_WHAT IS BEING ASKED_. Search the records for the word "megnyomásakor" and report each line that has it.

(Lines of data)
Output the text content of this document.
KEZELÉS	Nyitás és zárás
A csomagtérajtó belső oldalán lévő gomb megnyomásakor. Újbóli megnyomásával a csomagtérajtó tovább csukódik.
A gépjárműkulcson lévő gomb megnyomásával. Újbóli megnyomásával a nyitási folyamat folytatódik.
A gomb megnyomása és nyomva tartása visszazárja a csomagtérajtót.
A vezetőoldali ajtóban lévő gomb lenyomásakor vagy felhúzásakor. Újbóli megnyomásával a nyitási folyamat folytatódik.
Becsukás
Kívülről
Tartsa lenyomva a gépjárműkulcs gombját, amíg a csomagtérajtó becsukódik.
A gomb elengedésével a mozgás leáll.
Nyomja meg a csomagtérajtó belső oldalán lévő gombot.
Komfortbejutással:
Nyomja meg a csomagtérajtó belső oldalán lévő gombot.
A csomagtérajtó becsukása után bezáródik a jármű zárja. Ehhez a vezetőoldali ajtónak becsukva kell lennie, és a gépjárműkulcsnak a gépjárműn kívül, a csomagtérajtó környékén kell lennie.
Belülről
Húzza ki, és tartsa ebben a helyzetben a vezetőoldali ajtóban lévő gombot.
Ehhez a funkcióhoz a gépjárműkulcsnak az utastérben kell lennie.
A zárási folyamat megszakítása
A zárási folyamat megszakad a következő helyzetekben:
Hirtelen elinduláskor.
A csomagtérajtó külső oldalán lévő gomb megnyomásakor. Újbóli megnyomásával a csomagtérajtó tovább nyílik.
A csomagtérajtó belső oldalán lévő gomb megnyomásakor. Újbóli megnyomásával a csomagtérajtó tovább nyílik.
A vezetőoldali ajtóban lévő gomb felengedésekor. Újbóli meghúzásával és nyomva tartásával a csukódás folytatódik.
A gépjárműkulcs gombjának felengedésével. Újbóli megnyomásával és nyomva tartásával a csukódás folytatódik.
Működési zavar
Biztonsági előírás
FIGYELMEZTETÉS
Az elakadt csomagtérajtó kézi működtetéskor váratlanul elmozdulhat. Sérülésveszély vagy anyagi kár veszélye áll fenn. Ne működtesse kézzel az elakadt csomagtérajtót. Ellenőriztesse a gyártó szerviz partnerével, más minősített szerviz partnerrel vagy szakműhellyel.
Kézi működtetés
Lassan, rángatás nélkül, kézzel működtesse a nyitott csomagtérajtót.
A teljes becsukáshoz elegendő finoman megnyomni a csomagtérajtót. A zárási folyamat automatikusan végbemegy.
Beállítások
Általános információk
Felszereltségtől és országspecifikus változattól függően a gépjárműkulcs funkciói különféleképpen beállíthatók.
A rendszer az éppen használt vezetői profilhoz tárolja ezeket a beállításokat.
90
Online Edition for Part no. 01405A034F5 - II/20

_TASK RESULT_.
A csomagtérajtó belső oldalán lévő gomb megnyomásakor. Újbóli megnyomásával a csomagtérajtó tovább csukódik.
A csomagtérajtó külső oldalán lévő gomb megnyomásakor. Újbóli megnyomásával a csomagtérajtó tovább nyílik.
A csomagtérajtó belső oldalán lévő gomb megnyomásakor. Újbóli megnyomásával a csomagtérajtó tovább nyílik.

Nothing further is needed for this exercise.